ENTRIES SUPPLIED -
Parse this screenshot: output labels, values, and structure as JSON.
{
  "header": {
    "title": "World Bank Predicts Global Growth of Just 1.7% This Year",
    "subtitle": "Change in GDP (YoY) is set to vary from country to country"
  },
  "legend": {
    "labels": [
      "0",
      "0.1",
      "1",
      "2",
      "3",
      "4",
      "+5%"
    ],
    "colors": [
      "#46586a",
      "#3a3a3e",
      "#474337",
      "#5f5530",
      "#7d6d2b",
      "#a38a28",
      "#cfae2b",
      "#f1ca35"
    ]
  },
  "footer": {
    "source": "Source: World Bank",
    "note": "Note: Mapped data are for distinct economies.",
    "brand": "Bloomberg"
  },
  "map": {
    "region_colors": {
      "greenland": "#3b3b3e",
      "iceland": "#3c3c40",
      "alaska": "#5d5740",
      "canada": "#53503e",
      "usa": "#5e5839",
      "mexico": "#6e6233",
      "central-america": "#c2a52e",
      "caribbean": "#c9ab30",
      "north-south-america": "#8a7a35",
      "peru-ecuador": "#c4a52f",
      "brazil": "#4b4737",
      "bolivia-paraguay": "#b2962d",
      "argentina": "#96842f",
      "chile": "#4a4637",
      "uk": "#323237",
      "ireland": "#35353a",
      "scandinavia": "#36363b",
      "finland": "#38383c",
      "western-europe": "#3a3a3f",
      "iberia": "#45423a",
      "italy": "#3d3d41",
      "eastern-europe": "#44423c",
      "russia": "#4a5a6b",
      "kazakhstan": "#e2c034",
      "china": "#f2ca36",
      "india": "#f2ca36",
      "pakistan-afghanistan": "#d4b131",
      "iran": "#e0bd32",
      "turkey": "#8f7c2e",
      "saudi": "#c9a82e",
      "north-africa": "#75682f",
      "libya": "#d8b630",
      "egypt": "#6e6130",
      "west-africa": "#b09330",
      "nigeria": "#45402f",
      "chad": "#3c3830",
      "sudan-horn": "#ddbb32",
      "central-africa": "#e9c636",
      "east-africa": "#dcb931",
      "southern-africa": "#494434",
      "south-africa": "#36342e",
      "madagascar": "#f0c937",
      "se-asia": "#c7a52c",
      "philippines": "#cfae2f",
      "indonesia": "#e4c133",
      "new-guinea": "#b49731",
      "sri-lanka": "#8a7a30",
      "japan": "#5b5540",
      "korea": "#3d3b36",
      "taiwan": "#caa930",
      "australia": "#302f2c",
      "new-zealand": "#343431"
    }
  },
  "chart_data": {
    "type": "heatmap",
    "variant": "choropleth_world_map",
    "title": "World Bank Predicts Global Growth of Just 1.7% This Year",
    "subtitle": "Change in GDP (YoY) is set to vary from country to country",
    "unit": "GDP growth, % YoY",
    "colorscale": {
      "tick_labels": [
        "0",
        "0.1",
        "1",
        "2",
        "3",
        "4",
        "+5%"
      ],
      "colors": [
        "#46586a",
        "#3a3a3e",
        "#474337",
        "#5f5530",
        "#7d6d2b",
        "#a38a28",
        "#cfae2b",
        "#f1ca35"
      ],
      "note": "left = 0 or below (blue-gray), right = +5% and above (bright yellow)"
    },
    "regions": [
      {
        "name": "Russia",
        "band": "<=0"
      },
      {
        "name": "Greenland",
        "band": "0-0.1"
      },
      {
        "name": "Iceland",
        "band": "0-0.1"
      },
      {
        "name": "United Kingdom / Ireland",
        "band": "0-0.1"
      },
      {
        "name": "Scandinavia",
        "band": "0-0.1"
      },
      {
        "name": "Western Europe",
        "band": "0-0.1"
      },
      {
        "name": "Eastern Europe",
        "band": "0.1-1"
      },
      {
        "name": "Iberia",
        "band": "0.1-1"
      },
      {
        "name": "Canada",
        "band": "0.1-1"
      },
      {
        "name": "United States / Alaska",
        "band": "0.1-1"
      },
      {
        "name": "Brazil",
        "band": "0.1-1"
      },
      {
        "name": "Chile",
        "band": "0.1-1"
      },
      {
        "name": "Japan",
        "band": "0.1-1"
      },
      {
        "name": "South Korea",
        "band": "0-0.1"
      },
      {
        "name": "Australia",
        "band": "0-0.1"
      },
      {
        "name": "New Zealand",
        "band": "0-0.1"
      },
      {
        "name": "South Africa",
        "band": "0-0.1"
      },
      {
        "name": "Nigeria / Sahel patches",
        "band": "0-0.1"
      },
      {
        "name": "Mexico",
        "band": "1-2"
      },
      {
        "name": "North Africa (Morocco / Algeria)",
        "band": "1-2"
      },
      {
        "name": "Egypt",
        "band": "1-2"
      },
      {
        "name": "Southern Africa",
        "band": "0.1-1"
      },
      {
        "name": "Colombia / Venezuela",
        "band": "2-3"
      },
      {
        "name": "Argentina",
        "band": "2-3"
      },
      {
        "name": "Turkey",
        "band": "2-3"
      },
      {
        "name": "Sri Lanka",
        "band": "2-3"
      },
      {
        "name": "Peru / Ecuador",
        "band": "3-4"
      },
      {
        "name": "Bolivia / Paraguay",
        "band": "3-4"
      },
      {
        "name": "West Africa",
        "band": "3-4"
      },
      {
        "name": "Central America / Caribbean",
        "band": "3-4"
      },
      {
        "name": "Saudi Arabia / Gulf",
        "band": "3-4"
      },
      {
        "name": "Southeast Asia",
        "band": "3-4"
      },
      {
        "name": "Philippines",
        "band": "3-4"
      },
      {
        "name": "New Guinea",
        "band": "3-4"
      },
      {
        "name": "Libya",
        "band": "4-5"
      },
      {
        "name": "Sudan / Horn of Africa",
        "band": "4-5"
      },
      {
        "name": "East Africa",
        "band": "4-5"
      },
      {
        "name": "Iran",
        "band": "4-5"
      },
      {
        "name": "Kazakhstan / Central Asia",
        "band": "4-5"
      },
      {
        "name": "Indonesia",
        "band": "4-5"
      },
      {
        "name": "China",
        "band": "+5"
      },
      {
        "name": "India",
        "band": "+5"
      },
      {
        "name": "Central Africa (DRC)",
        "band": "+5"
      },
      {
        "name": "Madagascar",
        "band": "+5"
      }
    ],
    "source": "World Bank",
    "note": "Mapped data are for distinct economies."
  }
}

SHORT PROBLEM - State the count of lines above containing the string "note", and add nothing to it.

RESPONSE TO THE EXERCISE - 3